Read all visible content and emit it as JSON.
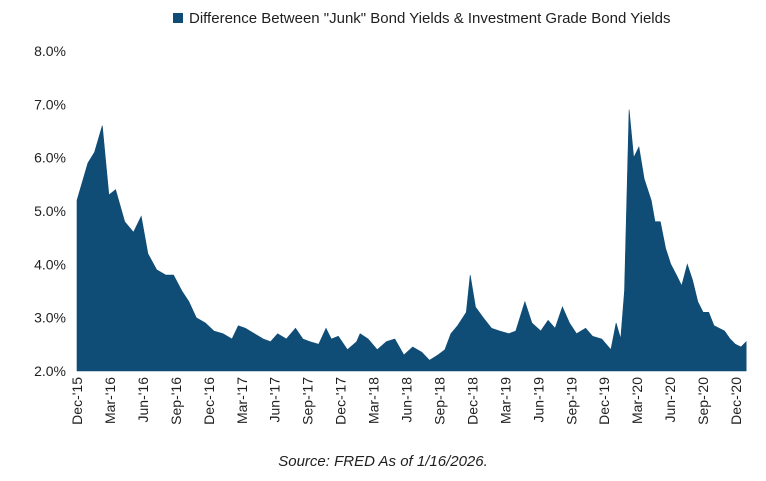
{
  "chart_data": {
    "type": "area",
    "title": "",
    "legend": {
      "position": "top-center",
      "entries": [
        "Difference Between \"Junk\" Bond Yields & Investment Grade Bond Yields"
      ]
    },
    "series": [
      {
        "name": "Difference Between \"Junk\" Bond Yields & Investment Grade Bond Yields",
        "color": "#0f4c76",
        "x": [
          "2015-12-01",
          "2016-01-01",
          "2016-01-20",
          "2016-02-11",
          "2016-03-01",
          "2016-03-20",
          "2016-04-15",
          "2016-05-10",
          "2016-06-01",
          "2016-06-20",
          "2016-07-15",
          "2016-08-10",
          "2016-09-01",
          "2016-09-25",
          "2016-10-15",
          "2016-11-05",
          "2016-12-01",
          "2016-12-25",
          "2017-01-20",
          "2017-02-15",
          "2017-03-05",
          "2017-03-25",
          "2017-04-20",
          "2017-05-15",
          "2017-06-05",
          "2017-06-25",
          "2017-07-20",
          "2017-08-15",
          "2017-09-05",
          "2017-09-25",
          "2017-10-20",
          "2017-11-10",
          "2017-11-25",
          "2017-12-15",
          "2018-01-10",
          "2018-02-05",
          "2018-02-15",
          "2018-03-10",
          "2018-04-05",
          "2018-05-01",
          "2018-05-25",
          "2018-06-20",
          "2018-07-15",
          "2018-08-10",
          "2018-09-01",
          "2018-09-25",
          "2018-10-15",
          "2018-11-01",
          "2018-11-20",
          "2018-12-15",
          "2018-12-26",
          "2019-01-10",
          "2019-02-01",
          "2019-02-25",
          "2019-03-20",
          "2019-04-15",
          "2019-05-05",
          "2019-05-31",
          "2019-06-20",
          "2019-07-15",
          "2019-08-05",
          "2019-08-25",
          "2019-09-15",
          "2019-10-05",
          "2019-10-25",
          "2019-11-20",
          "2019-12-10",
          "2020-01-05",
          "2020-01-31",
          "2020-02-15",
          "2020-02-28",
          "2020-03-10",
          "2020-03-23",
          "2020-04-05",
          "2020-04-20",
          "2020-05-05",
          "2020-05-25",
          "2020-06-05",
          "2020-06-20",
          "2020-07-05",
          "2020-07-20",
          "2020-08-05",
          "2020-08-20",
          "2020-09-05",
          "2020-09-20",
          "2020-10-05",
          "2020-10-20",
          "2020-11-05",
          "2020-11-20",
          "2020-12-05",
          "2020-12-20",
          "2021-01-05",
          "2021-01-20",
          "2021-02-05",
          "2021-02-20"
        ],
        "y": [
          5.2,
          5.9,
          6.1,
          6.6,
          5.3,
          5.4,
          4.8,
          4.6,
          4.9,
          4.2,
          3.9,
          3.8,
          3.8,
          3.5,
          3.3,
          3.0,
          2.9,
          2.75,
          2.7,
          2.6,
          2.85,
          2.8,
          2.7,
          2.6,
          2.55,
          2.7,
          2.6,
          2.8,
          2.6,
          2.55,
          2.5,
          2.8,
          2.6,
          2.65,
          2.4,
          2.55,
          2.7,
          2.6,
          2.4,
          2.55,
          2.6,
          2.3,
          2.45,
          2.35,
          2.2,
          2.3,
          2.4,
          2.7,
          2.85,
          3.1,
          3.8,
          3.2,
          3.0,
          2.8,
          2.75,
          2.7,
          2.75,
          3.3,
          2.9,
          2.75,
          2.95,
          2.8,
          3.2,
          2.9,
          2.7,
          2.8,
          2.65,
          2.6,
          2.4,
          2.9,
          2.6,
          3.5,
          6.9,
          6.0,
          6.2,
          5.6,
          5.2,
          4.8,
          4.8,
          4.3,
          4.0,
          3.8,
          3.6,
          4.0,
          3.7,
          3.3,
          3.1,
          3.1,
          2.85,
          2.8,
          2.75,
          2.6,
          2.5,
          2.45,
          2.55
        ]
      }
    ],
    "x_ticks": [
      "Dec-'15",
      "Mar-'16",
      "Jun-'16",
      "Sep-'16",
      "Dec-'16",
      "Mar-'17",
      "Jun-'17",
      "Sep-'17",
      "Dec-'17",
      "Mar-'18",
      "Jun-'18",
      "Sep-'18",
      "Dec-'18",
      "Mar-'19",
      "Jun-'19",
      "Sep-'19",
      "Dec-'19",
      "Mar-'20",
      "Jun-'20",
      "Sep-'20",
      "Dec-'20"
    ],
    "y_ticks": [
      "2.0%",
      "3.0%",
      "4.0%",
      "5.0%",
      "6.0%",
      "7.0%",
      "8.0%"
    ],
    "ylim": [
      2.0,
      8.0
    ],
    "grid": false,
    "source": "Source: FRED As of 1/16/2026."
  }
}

+++

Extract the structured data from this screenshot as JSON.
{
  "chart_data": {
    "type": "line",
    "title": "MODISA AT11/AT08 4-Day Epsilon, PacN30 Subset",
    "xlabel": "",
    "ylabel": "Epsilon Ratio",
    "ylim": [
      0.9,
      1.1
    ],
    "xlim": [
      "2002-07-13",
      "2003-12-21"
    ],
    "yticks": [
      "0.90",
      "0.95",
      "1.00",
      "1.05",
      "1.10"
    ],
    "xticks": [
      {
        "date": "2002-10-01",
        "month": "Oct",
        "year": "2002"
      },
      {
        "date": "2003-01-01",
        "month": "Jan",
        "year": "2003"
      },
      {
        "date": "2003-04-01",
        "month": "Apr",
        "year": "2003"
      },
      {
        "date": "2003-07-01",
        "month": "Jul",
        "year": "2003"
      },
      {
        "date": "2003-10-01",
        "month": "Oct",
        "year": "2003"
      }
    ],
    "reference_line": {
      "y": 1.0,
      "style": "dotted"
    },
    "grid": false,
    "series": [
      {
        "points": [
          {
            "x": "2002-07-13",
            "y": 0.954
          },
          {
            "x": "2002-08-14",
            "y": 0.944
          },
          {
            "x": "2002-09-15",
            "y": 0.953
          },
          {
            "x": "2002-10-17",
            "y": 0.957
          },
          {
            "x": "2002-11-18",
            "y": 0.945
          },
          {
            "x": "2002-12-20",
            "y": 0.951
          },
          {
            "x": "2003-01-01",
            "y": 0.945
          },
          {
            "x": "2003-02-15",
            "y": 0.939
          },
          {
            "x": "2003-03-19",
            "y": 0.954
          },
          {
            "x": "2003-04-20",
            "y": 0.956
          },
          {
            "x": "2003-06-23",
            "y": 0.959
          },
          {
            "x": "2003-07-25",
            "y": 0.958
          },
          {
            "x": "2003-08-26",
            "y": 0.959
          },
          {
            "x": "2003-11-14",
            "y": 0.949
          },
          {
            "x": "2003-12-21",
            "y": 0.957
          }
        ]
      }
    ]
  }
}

+++

What to do ▸
From the entries above, copy every line that holds the word "date".

Finished exercise ▸
        "date": "2002-10-01",
        "date": "2003-01-01",
        "date": "2003-04-01",
        "date": "2003-07-01",
        "date": "2003-10-01",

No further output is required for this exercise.